**AIM OF THE EXERCISE**
Gather, from the data below, each line in which the word "APHIS" occurs.

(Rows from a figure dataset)
-----
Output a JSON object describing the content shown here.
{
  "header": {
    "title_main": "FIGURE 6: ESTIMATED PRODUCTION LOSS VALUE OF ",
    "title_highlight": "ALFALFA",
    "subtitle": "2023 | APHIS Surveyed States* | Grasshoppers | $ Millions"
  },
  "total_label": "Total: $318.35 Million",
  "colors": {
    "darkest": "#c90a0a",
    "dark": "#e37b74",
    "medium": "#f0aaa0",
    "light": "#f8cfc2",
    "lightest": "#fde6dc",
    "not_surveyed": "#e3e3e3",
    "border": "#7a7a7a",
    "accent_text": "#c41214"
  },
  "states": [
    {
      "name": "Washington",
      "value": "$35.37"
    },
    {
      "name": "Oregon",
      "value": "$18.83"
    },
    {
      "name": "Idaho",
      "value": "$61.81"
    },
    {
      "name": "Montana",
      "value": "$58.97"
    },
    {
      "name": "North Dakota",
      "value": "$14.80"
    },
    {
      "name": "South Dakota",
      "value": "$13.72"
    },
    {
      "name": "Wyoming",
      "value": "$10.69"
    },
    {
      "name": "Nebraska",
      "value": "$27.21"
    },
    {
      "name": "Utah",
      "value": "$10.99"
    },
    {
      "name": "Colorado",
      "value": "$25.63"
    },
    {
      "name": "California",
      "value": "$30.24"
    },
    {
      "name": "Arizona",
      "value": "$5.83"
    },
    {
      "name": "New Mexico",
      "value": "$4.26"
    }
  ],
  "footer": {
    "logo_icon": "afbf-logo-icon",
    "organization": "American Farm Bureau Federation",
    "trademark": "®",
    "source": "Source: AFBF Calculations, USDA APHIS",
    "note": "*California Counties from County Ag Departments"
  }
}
-----
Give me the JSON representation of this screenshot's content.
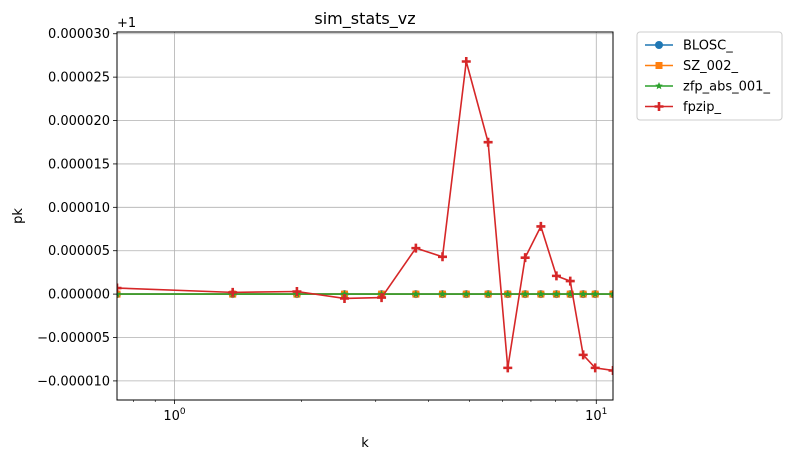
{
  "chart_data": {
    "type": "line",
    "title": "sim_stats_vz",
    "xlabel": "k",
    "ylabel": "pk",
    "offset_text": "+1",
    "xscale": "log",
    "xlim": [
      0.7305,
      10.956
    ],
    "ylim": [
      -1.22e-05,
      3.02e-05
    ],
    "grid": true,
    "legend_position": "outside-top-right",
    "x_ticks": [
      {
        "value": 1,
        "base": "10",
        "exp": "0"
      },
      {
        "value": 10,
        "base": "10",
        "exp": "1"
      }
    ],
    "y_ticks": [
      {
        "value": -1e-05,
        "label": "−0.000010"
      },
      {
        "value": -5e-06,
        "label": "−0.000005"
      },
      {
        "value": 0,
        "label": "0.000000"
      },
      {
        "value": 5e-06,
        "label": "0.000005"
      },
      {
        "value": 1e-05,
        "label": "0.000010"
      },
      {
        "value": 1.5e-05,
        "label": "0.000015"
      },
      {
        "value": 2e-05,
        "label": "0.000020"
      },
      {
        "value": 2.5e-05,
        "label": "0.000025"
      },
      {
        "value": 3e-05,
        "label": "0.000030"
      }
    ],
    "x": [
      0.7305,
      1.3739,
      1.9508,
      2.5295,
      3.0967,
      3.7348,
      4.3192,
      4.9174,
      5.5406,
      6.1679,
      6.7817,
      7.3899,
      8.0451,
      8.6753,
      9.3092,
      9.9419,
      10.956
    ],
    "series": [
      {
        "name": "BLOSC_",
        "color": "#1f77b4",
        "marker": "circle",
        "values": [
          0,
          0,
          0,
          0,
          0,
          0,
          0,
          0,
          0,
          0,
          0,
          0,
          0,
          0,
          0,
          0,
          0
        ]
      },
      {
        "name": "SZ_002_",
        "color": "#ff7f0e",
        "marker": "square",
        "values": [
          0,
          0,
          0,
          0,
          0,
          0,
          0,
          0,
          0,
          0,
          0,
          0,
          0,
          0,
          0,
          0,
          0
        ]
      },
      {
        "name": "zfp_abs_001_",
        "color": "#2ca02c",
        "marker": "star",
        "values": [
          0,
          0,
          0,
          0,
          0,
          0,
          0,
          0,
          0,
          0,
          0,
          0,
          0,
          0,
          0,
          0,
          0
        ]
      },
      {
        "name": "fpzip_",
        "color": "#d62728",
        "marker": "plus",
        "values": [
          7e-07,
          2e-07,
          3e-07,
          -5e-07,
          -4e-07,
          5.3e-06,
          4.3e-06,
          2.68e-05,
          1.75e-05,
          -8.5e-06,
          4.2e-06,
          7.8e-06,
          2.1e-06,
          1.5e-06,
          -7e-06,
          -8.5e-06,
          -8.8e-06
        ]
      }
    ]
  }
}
-----
**TASK RESPONSE**
    "subtitle": "2023 | APHIS Surveyed States* | Grasshoppers | $ Millions"
    "source": "Source: AFBF Calculations, USDA APHIS",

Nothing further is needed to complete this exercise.